→ **Work instructions**:
In the data below, locate each line with the word "active" and list it.

→ **Items**:
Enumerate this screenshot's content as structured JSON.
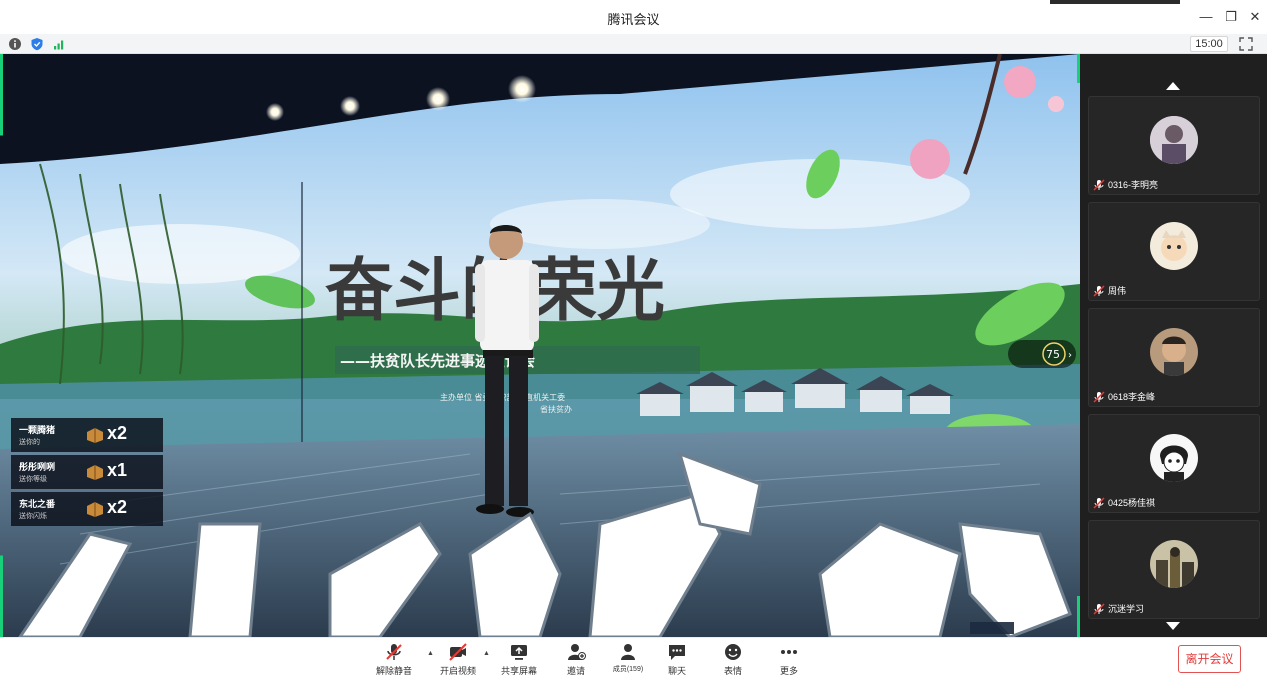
{
  "window": {
    "title": "腾讯会议"
  },
  "infobar": {
    "timer": "15:00"
  },
  "video": {
    "stage_title": "奋斗的荣光",
    "stage_subtitle": "——扶贫队长先进事迹宣讲会",
    "organizer_line1": "主办单位  省委组织部  省直机关工委",
    "organizer_line2": "省扶贫办",
    "viewer_badge": "75",
    "gifts": [
      {
        "name": "一颗腾猪",
        "sub": "送你的",
        "count": "x2"
      },
      {
        "name": "彤彤咧咧",
        "sub": "送你等级",
        "count": "x1"
      },
      {
        "name": "东北之番",
        "sub": "送你闪烁",
        "count": "x2"
      }
    ]
  },
  "participants": [
    {
      "name": "0316-李明亮"
    },
    {
      "name": "周伟"
    },
    {
      "name": "0618李金峰"
    },
    {
      "name": "0425杨佳祺"
    },
    {
      "name": "沉迷学习"
    }
  ],
  "toolbar": {
    "unmute": "解除静音",
    "start_video": "开启视频",
    "share_screen": "共享屏幕",
    "invite": "邀请",
    "members": "成员(159)",
    "chat": "聊天",
    "reactions": "表情",
    "more": "更多",
    "leave": "离开会议"
  },
  "colors": {
    "accent_green": "#18d07a",
    "leave_red": "#e03b3b",
    "sidebar_bg": "#1f1f1f"
  }
}
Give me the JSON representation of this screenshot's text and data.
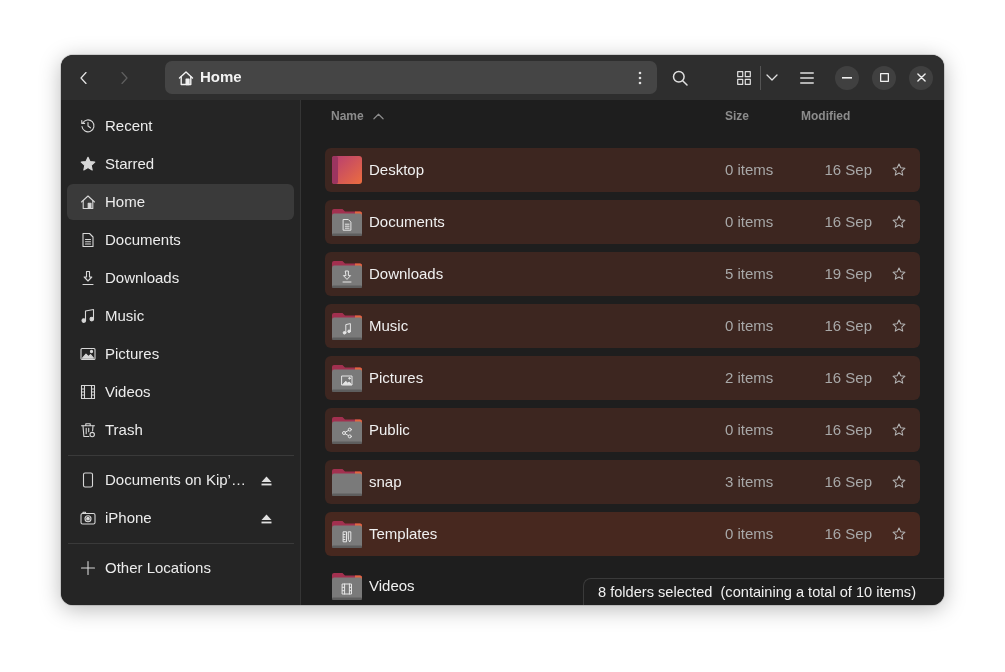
{
  "header": {
    "nav": [
      {
        "kind": "back",
        "disabled": false
      },
      {
        "kind": "forward",
        "disabled": true
      }
    ],
    "path": {
      "label": "Home"
    }
  },
  "sidebar": {
    "places": [
      {
        "label": "Recent",
        "kind": "recent",
        "selected": false
      },
      {
        "label": "Starred",
        "kind": "starred",
        "selected": false
      },
      {
        "label": "Home",
        "kind": "home",
        "selected": true
      },
      {
        "label": "Documents",
        "kind": "documents",
        "selected": false
      },
      {
        "label": "Downloads",
        "kind": "downloads",
        "selected": false
      },
      {
        "label": "Music",
        "kind": "music",
        "selected": false
      },
      {
        "label": "Pictures",
        "kind": "pictures",
        "selected": false
      },
      {
        "label": "Videos",
        "kind": "videos",
        "selected": false
      },
      {
        "label": "Trash",
        "kind": "trash",
        "selected": false
      }
    ],
    "devices": [
      {
        "label": "Documents on Kip’…",
        "kind": "phone",
        "selected": false
      },
      {
        "label": "iPhone",
        "kind": "camera",
        "selected": false
      }
    ],
    "other": [
      {
        "label": "Other Locations",
        "kind": "add",
        "selected": false
      }
    ]
  },
  "files": {
    "columns": [
      {
        "label": "Name",
        "sorted_ascending": true
      },
      {
        "label": "Size"
      },
      {
        "label": "Modified"
      }
    ],
    "rows": [
      {
        "name": "Desktop",
        "kind": "desktop",
        "size": "0 items",
        "modified": "16 Sep",
        "starred": false,
        "selected": true,
        "hovered": false
      },
      {
        "name": "Documents",
        "kind": "documents",
        "size": "0 items",
        "modified": "16 Sep",
        "starred": false,
        "selected": true,
        "hovered": false
      },
      {
        "name": "Downloads",
        "kind": "downloads",
        "size": "5 items",
        "modified": "19 Sep",
        "starred": false,
        "selected": true,
        "hovered": false
      },
      {
        "name": "Music",
        "kind": "music",
        "size": "0 items",
        "modified": "16 Sep",
        "starred": false,
        "selected": true,
        "hovered": false
      },
      {
        "name": "Pictures",
        "kind": "pictures",
        "size": "2 items",
        "modified": "16 Sep",
        "starred": false,
        "selected": true,
        "hovered": false
      },
      {
        "name": "Public",
        "kind": "public",
        "size": "0 items",
        "modified": "16 Sep",
        "starred": false,
        "selected": true,
        "hovered": false
      },
      {
        "name": "snap",
        "kind": "plain",
        "size": "3 items",
        "modified": "16 Sep",
        "starred": false,
        "selected": true,
        "hovered": false
      },
      {
        "name": "Templates",
        "kind": "templates",
        "size": "0 items",
        "modified": "16 Sep",
        "starred": false,
        "selected": true,
        "hovered": true
      },
      {
        "name": "Videos",
        "kind": "videos",
        "selected": false,
        "hovered": false
      }
    ]
  },
  "status_bar": {
    "text": "8 folders selected  (containing a total of 10 items)"
  }
}
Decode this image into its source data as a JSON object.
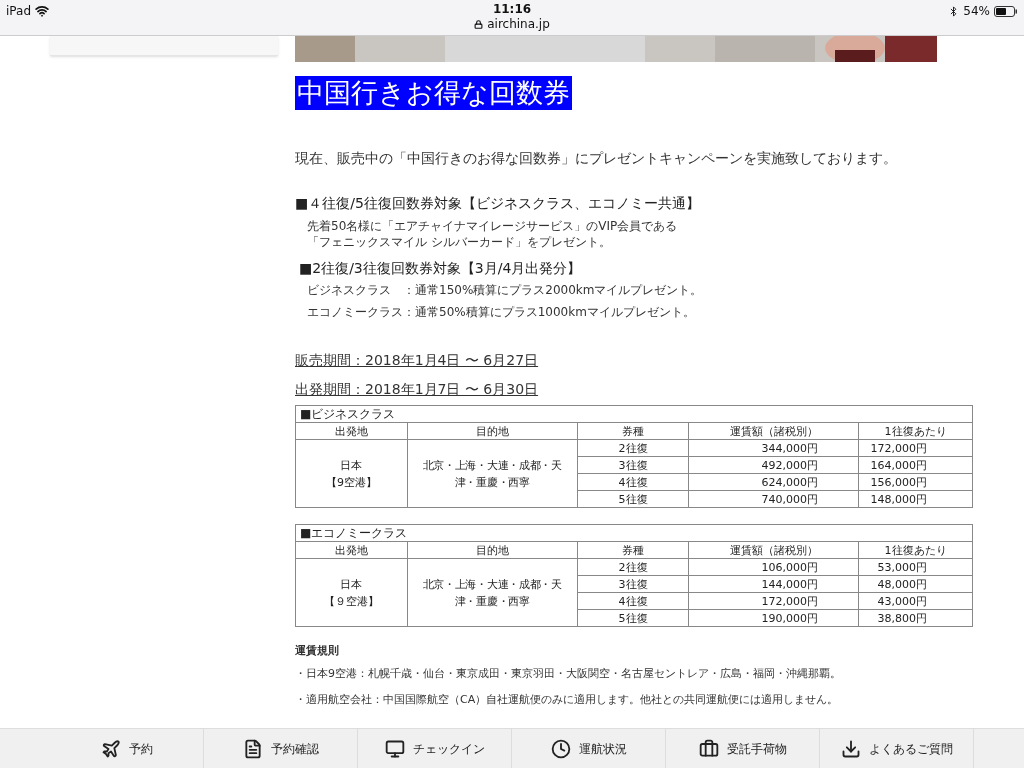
{
  "status_bar": {
    "device": "iPad",
    "time": "11:16",
    "url": "airchina.jp",
    "battery": "54%"
  },
  "title": "中国行きお得な回数券",
  "intro": "現在、販売中の「中国行きのお得な回数券」にプレゼントキャンペーンを実施致しております。",
  "sections": [
    {
      "heading": "■４往復/5往復回数券対象【ビジネスクラス、エコノミー共通】",
      "lines": [
        "先着50名様に「エアチャイナマイレージサービス」のVIP会員である",
        "「フェニックスマイル シルバーカード」をプレゼント。"
      ],
      "kind": "block"
    },
    {
      "heading": "■2往復/3往復回数券対象【3月/4月出発分】",
      "lines": [
        "ビジネスクラス　：通常150%積算にプラス2000kmマイルプレゼント。",
        "エコノミークラス：通常50%積算にプラス1000kmマイルプレゼント。"
      ],
      "kind": "spaced"
    }
  ],
  "periods": [
    "販売期間：2018年1月4日 〜 6月27日",
    "出発期間：2018年1月7日 〜 6月30日"
  ],
  "tables": [
    {
      "title": "■ビジネスクラス",
      "columns": [
        "出発地",
        "目的地",
        "券種",
        "運賃額（諸税別）",
        "1往復あたり"
      ],
      "rows": [
        [
          {
            "text": "日本【9空港】",
            "rowspan": 4
          },
          {
            "text": "北京・上海・大連・成都・天津・重慶・西寧",
            "rowspan": 4
          },
          "2往復",
          "344,000円",
          "172,000円"
        ],
        [
          "3往復",
          "492,000円",
          "164,000円"
        ],
        [
          "4往復",
          "624,000円",
          "156,000円"
        ],
        [
          "5往復",
          "740,000円",
          "148,000円"
        ]
      ]
    },
    {
      "title": "■エコノミークラス",
      "columns": [
        "出発地",
        "目的地",
        "券種",
        "運賃額（諸税別）",
        "1往復あたり"
      ],
      "rows": [
        [
          {
            "text": "日本【９空港】",
            "rowspan": 4
          },
          {
            "text": "北京・上海・大連・成都・天津・重慶・西寧",
            "rowspan": 4
          },
          "2往復",
          "106,000円",
          "53,000円"
        ],
        [
          "3往復",
          "144,000円",
          "48,000円"
        ],
        [
          "4往復",
          "172,000円",
          "43,000円"
        ],
        [
          "5往復",
          "190,000円",
          "38,800円"
        ]
      ]
    }
  ],
  "rules": {
    "heading": "運賃規則",
    "items": [
      "・日本9空港：札幌千歳・仙台・東京成田・東京羽田・大阪関空・名古屋セントレア・広島・福岡・沖縄那覇。",
      "・適用航空会社：中国国際航空（CA）自社運航便のみに適用します。他社との共同運航便には適用しません。"
    ]
  },
  "tab_bar": [
    {
      "label": "予約",
      "kind": "plane"
    },
    {
      "label": "予約確認",
      "kind": "document"
    },
    {
      "label": "チェックイン",
      "kind": "monitor"
    },
    {
      "label": "運航状況",
      "kind": "clock"
    },
    {
      "label": "受託手荷物",
      "kind": "suitcase"
    },
    {
      "label": "よくあるご質問",
      "kind": "download"
    }
  ]
}
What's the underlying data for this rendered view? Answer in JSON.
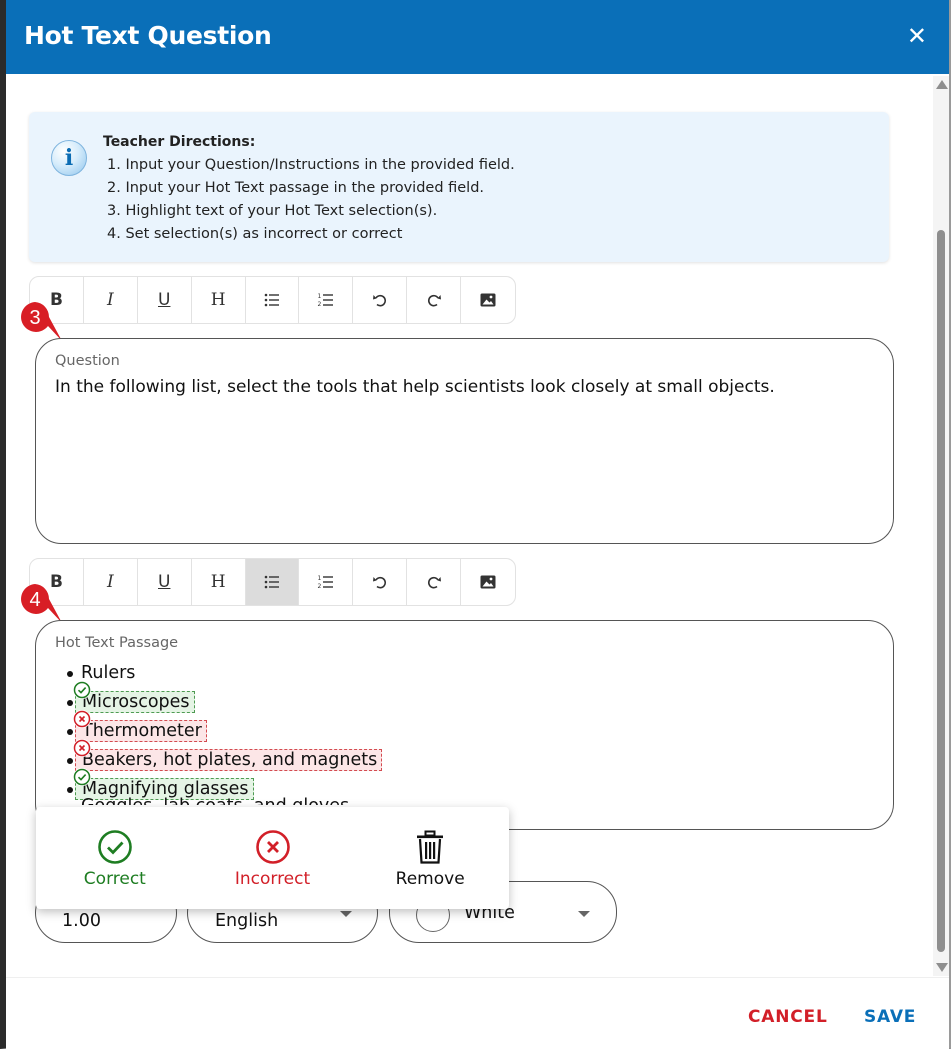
{
  "dialog": {
    "title": "Hot Text Question",
    "close_glyph": "✕"
  },
  "directions": {
    "title": "Teacher Directions:",
    "items": [
      "1. Input your Question/Instructions in the provided field.",
      "2. Input your Hot Text passage in the provided field.",
      "3. Highlight text of your Hot Text selection(s).",
      "4. Set selection(s) as incorrect or correct"
    ]
  },
  "toolbar": {
    "bold": "B",
    "italic": "I",
    "underline": "U",
    "heading": "H"
  },
  "callouts": {
    "question_step": "3",
    "passage_step": "4",
    "color": "#d81e25"
  },
  "question": {
    "label": "Question",
    "text": "In the following list, select the tools that help scientists look closely at small objects."
  },
  "passage": {
    "label": "Hot Text Passage",
    "items": [
      {
        "text": "Rulers",
        "status": "none"
      },
      {
        "text": "Microscopes",
        "status": "correct"
      },
      {
        "text": "Thermometer",
        "status": "incorrect"
      },
      {
        "text": "Beakers, hot plates, and magnets",
        "status": "incorrect"
      },
      {
        "text": "Magnifying glasses",
        "status": "correct"
      }
    ],
    "partial_line": "Goggles, lab coats, and gloves"
  },
  "settings": {
    "points": "1.00",
    "language": "English",
    "color": "White"
  },
  "popup": {
    "correct_label": "Correct",
    "incorrect_label": "Incorrect",
    "remove_label": "Remove"
  },
  "footer": {
    "cancel_label": "CANCEL",
    "save_label": "SAVE"
  },
  "colors": {
    "header": "#0a6fb8",
    "correct": "#1e7d22",
    "incorrect": "#d21f28"
  }
}
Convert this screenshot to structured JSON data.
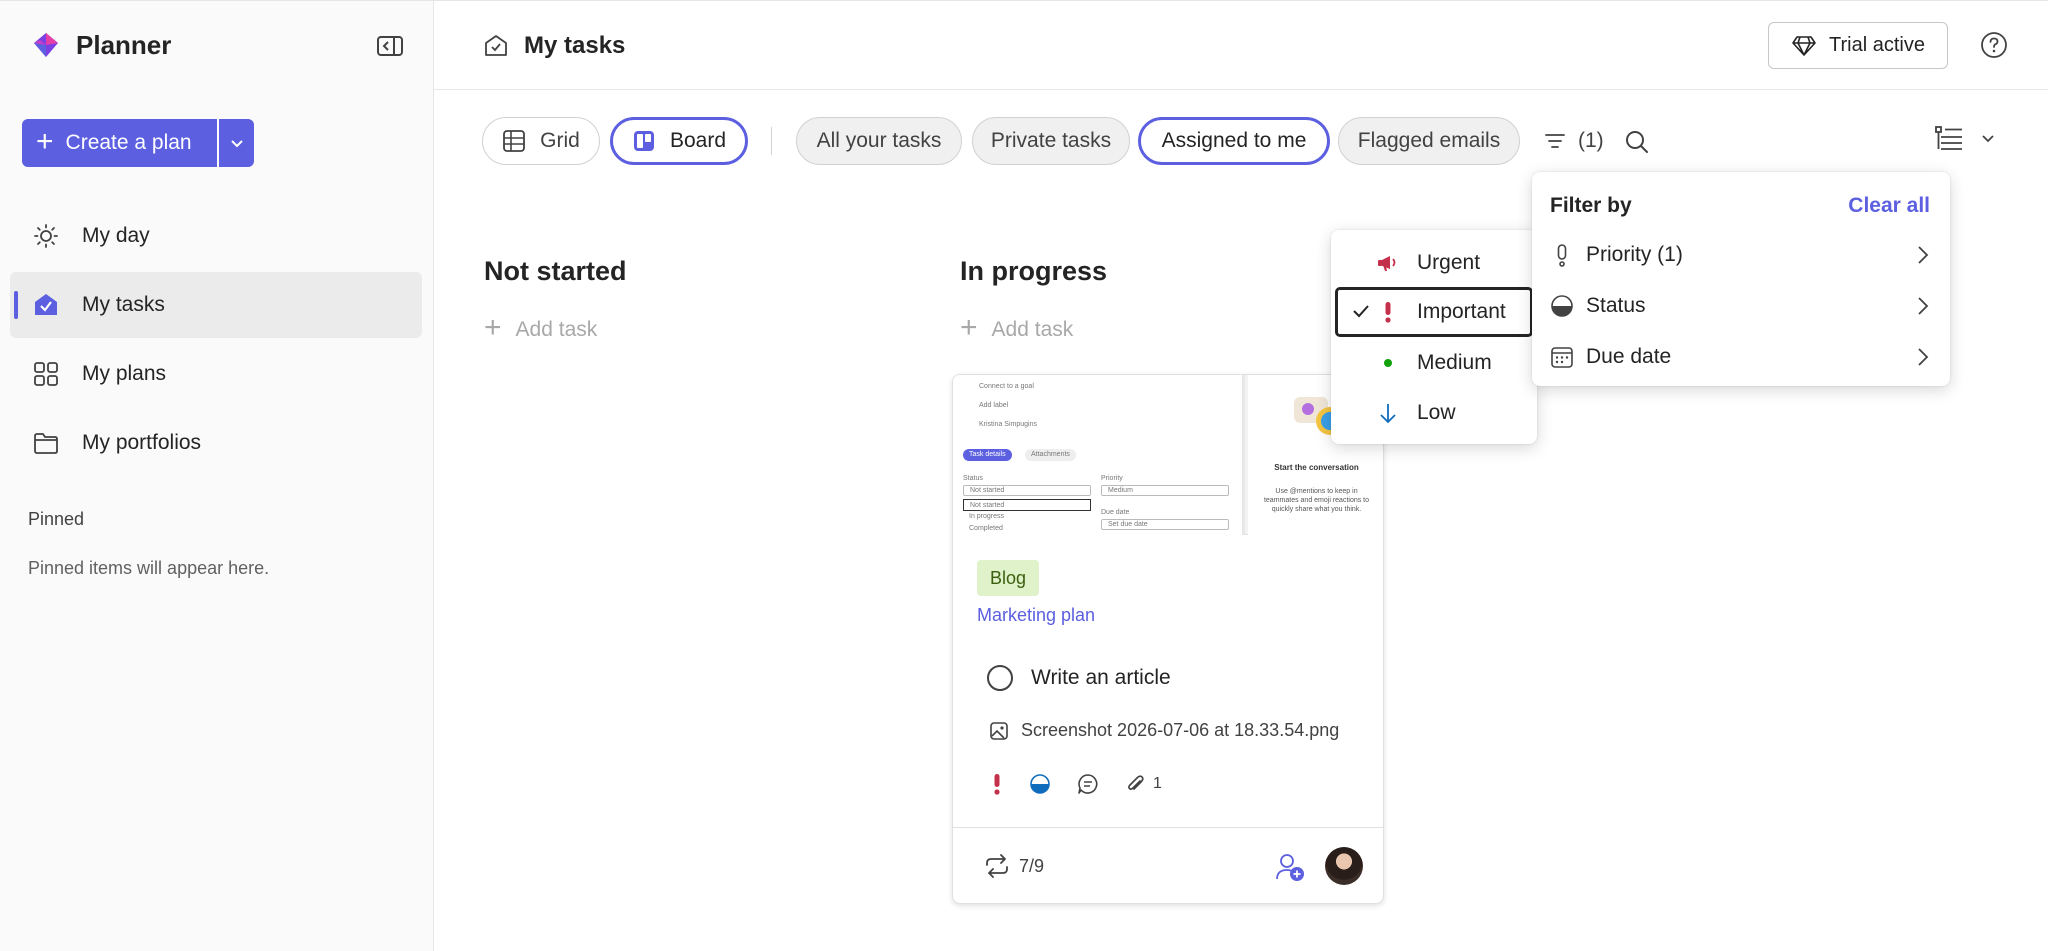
{
  "app": {
    "name": "Planner"
  },
  "sidebar": {
    "create_label": "Create a plan",
    "items": [
      {
        "label": "My day",
        "icon": "sun-icon"
      },
      {
        "label": "My tasks",
        "icon": "tasks-icon",
        "active": true
      },
      {
        "label": "My plans",
        "icon": "grid-icon"
      },
      {
        "label": "My portfolios",
        "icon": "folder-icon"
      }
    ],
    "pinned_title": "Pinned",
    "pinned_empty": "Pinned items will appear here."
  },
  "header": {
    "title": "My tasks",
    "trial_label": "Trial active"
  },
  "toolbar": {
    "views": [
      {
        "label": "Grid",
        "selected": false
      },
      {
        "label": "Board",
        "selected": true
      }
    ],
    "filters": [
      {
        "label": "All your tasks",
        "selected": false
      },
      {
        "label": "Private tasks",
        "selected": false
      },
      {
        "label": "Assigned to me",
        "selected": true
      },
      {
        "label": "Flagged emails",
        "selected": false
      }
    ],
    "filter_count": "(1)"
  },
  "board": {
    "columns": [
      {
        "title": "Not started",
        "add_label": "Add task"
      },
      {
        "title": "In progress",
        "add_label": "Add task"
      }
    ]
  },
  "card": {
    "tag": "Blog",
    "plan": "Marketing plan",
    "title": "Write an article",
    "attachment": "Screenshot 2026-07-06 at 18.33.54.png",
    "attachment_count": "1",
    "checklist": "7/9",
    "preview": {
      "connect": "Connect to a goal",
      "add_label": "Add label",
      "person": "Kristina Simpugins",
      "tab_details": "Task details",
      "tab_attach": "Attachments",
      "status_label": "Status",
      "priority_label": "Priority",
      "status_value": "Not started",
      "priority_value": "Medium",
      "opt_not_started": "Not started",
      "opt_in_progress": "In progress",
      "opt_completed": "Completed",
      "due_label": "Due date",
      "due_placeholder": "Set due date",
      "convo_title": "Start the conversation",
      "convo_text": "Use @mentions to keep in teammates and emoji reactions to quickly share what you think."
    }
  },
  "priority_menu": {
    "items": [
      {
        "label": "Urgent",
        "icon": "megaphone-icon",
        "color": "#c4314b",
        "selected": false
      },
      {
        "label": "Important",
        "icon": "exclamation-icon",
        "color": "#c4314b",
        "selected": true
      },
      {
        "label": "Medium",
        "icon": "dot-icon",
        "color": "#13a10e",
        "selected": false
      },
      {
        "label": "Low",
        "icon": "arrow-down-icon",
        "color": "#0f6cbd",
        "selected": false
      }
    ]
  },
  "filter_panel": {
    "title": "Filter by",
    "clear_label": "Clear all",
    "rows": [
      {
        "label": "Priority (1)",
        "icon": "priority-icon"
      },
      {
        "label": "Status",
        "icon": "status-icon"
      },
      {
        "label": "Due date",
        "icon": "calendar-icon"
      }
    ]
  },
  "colors": {
    "accent": "#5b5fe0",
    "urgent": "#c4314b",
    "medium": "#13a10e",
    "low": "#0f6cbd",
    "tag_bg": "#dff2c9"
  }
}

→ **Task answer**:
        "active": true
    "trial_label": "Trial active"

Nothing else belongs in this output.